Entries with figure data
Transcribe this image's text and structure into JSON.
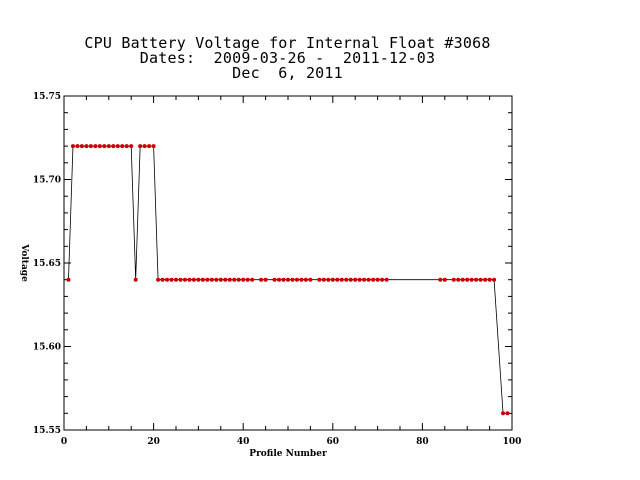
{
  "title": {
    "line1": "CPU Battery Voltage for Internal Float #3068",
    "line2": "Dates:  2009-03-26 -  2011-12-03",
    "line3": "Dec  6, 2011"
  },
  "chart_data": {
    "type": "line",
    "title": "CPU Battery Voltage for Internal Float #3068",
    "xlabel": "Profile Number",
    "ylabel": "Voltage",
    "xlim": [
      0,
      100
    ],
    "ylim": [
      15.55,
      15.75
    ],
    "x_ticks": [
      0,
      20,
      40,
      60,
      80,
      100
    ],
    "y_ticks": [
      15.55,
      15.6,
      15.65,
      15.7,
      15.75
    ],
    "x_tick_labels": [
      "0",
      "20",
      "40",
      "60",
      "80",
      "100"
    ],
    "y_tick_labels": [
      "15.55",
      "15.60",
      "15.65",
      "15.70",
      "15.75"
    ],
    "grid": false,
    "colors": {
      "line": "#000000",
      "marker": "#cc0000"
    },
    "series": [
      {
        "x": [
          1,
          2,
          3,
          4,
          5,
          6,
          7,
          8,
          9,
          10,
          11,
          12,
          13,
          14,
          15,
          16,
          17,
          18,
          19,
          20,
          21,
          22,
          23,
          24,
          25,
          26,
          27,
          28,
          29,
          30,
          31,
          32,
          33,
          34,
          35,
          36,
          37,
          38,
          39,
          40,
          41,
          42,
          44,
          45,
          47,
          48,
          49,
          50,
          51,
          52,
          53,
          54,
          55,
          57,
          58,
          59,
          60,
          61,
          62,
          63,
          64,
          65,
          66,
          67,
          68,
          69,
          70,
          71,
          72,
          84,
          85,
          87,
          88,
          89,
          90,
          91,
          92,
          93,
          94,
          95,
          96,
          98,
          99
        ],
        "y": [
          15.64,
          15.72,
          15.72,
          15.72,
          15.72,
          15.72,
          15.72,
          15.72,
          15.72,
          15.72,
          15.72,
          15.72,
          15.72,
          15.72,
          15.72,
          15.64,
          15.72,
          15.72,
          15.72,
          15.72,
          15.64,
          15.64,
          15.64,
          15.64,
          15.64,
          15.64,
          15.64,
          15.64,
          15.64,
          15.64,
          15.64,
          15.64,
          15.64,
          15.64,
          15.64,
          15.64,
          15.64,
          15.64,
          15.64,
          15.64,
          15.64,
          15.64,
          15.64,
          15.64,
          15.64,
          15.64,
          15.64,
          15.64,
          15.64,
          15.64,
          15.64,
          15.64,
          15.64,
          15.64,
          15.64,
          15.64,
          15.64,
          15.64,
          15.64,
          15.64,
          15.64,
          15.64,
          15.64,
          15.64,
          15.64,
          15.64,
          15.64,
          15.64,
          15.64,
          15.64,
          15.64,
          15.64,
          15.64,
          15.64,
          15.64,
          15.64,
          15.64,
          15.64,
          15.64,
          15.64,
          15.64,
          15.56,
          15.56
        ]
      }
    ]
  }
}
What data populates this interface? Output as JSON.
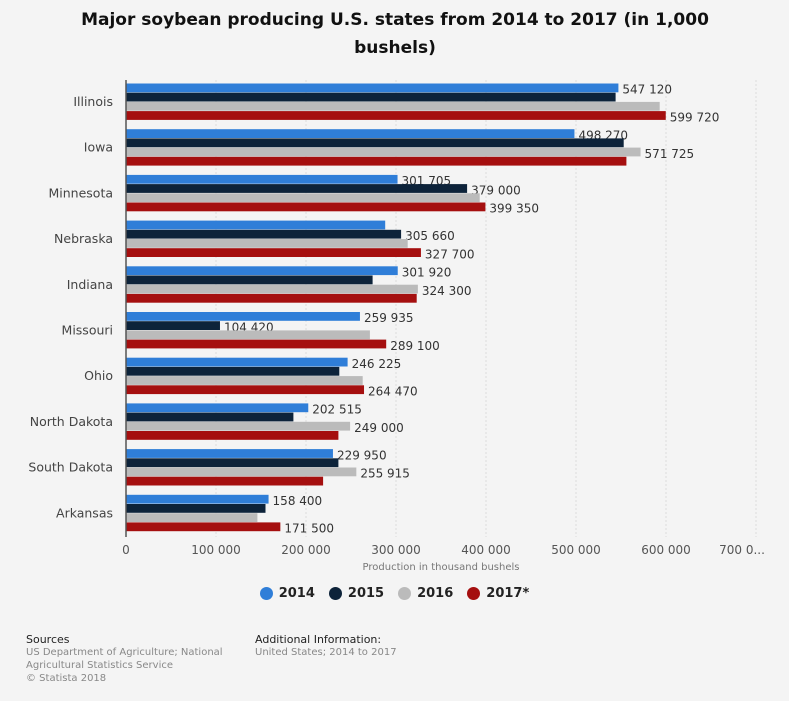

» What to produce
Say how many lines include the word "Internal"; reply with the number alone.

» Reply
2